网页正文 =>
---
这是一个迅速的变化。自上世纪80年代的个人电脑潮以来,在家中配置和随身携带科技产品一直是财富和权力的象征。拥有可支配收入的早期用户争相购买最新的电子产品并四处炫耀。1984年,第一台苹果Mac电脑上市,售价约2500美元(以今天的美元计是6000美元)。据《纽约时报》旗下产品评论网站Wirecutter称,现在最好的Chromebook笔记本电脑售价470美元。

“Pagers were important to have because it was a signal that you were an important, busy person,” said Joseph Nunes, chairman of the marketing department at the University of Southern California, who specializes in status marketing.

“拥有传呼机在过去很重要,因为它是一个信号,表明你是一个重要的、忙碌的人,”南加州大学市场营销学系主任、研究地位营销的约瑟夫·努内斯(Joseph Nunes)说。

Today, he said, the opposite is true: “If you’re truly at the top of the hierarchy, you don’t have to answer to anyone. They have to answer to you.”

如今,他说,事实正好相反:“如果你真的在等级的顶层,你不必听任何人的。他们得听你的。”

The joy — at least at first — of the internet revolution was its democratic nature. Facebook is the same Facebook whether you are rich or poor. Gmail is the same Gmail. And it’s all free. There is something mass market and unappealing about that. And as studies show that time on these advertisement-support platforms is unhealthy, it all starts to seem déclassé, like drinking soda or smoking cigarettes, which wealthy people do less than poor people.

互联网革命的乐趣——至少在开始的时候——在于它的民主本质。无论你是富有还是贫穷,Facebook还是那个Facebook,Gmail还是那个Gmail,而且都是免费的。这就有了一种大众市场和缺乏吸引力的感觉。而研究表明,在这些广告支持的平台上花费的时间是不健康的,一切突然都开始显得不那么体面了,而就像喝汽水或抽烟一样,富人比穷人少沾这些东西。

The wealthy can afford to opt out of having their data and their attention sold as a product. The poor and middle class don’t have the same kind of resources to make that happen.

富人有能力做出选择,不把自己的数据和注意力作为产品出售。穷人和中产阶级就没有同样的资源来实现这个目标。
---
数据部分 =>
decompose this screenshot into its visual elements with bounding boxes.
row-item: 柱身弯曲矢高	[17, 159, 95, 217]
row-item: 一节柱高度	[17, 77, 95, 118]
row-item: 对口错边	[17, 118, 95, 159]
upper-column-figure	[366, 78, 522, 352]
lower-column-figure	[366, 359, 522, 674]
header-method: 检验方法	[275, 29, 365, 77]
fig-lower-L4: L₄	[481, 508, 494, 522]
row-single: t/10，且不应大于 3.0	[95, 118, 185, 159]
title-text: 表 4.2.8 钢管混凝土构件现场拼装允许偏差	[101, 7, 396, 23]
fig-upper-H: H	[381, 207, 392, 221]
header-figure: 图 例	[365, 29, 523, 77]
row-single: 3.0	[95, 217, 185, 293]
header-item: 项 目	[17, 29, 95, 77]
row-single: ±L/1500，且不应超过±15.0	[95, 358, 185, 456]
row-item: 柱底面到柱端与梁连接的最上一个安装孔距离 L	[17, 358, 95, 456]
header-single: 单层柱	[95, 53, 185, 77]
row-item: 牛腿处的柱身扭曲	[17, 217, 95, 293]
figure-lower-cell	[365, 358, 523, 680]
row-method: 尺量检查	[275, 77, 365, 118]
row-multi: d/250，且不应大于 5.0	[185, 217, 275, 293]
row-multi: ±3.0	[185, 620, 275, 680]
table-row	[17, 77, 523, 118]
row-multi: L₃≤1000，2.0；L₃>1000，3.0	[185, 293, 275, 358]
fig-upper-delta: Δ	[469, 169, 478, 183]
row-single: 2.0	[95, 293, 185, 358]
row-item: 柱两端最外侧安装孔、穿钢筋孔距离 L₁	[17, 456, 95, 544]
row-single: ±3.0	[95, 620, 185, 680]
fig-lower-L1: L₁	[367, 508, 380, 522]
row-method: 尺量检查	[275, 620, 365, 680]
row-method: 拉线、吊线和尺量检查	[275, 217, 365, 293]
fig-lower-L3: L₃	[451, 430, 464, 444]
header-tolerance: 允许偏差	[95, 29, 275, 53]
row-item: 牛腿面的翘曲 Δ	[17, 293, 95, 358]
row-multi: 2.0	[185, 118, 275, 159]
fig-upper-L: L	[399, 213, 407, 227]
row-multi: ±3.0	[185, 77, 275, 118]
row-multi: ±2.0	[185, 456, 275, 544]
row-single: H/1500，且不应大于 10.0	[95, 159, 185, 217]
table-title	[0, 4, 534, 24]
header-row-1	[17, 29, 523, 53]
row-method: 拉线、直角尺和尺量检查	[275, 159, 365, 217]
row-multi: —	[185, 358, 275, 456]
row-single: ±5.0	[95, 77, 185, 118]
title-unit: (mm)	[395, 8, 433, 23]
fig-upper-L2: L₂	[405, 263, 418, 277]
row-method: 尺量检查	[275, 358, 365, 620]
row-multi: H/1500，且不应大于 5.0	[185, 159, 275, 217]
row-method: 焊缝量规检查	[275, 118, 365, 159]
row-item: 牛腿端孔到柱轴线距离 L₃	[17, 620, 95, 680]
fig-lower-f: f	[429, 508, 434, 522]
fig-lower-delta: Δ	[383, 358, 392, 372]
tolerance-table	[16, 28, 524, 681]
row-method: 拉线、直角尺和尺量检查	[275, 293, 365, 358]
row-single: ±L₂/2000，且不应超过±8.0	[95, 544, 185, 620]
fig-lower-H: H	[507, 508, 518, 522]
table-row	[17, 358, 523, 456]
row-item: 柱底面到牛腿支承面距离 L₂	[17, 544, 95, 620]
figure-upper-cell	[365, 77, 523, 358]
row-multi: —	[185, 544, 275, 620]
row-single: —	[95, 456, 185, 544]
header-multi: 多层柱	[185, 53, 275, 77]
---
问题 =>
[A] 在关于科技产品与社会地位的网页正文中,出现了哪些以美元计的金额?请全部列出。
[B] 请从关于科技产品与社会地位的网页正文的最后一句之后接着写下去。
数据行与网页正文互不相关,是单独的材料。

各题结果 =>
[A] 2500美元、6000美元、470美元

[B]
Screen exposure starts young. And children who spent more than two hours a day looking at a screen got lower scores on thinking and language tests, according to early results of a landmark study on brain development of more than 11,000 children that the National Institutes of Health is supporting. Most disturbingly, the study is finding that the brains of children who spend a lot of time on screens are different. For some kids, there is premature thinning of their cerebral cortex. In adults, one study found an association between screen time and depression.

现在的美国人很小就开始接触屏幕。国家卫生研究院(National Institutes of Health)支持的一项划时代大脑发育研究涵盖了超过1.1万名儿童,其初步结果显示,每天看屏幕超过两个小时的儿童,在思维和语言测试中得分较低。最令人不安的是,这项研究还发现,长时间看屏幕的孩子大脑出现了变化。在一些孩子身上,他们的大脑皮层过早得变薄了。有一项研究发现,在成年人当中,屏幕使用时间的长短与抑郁症之间存在着关联。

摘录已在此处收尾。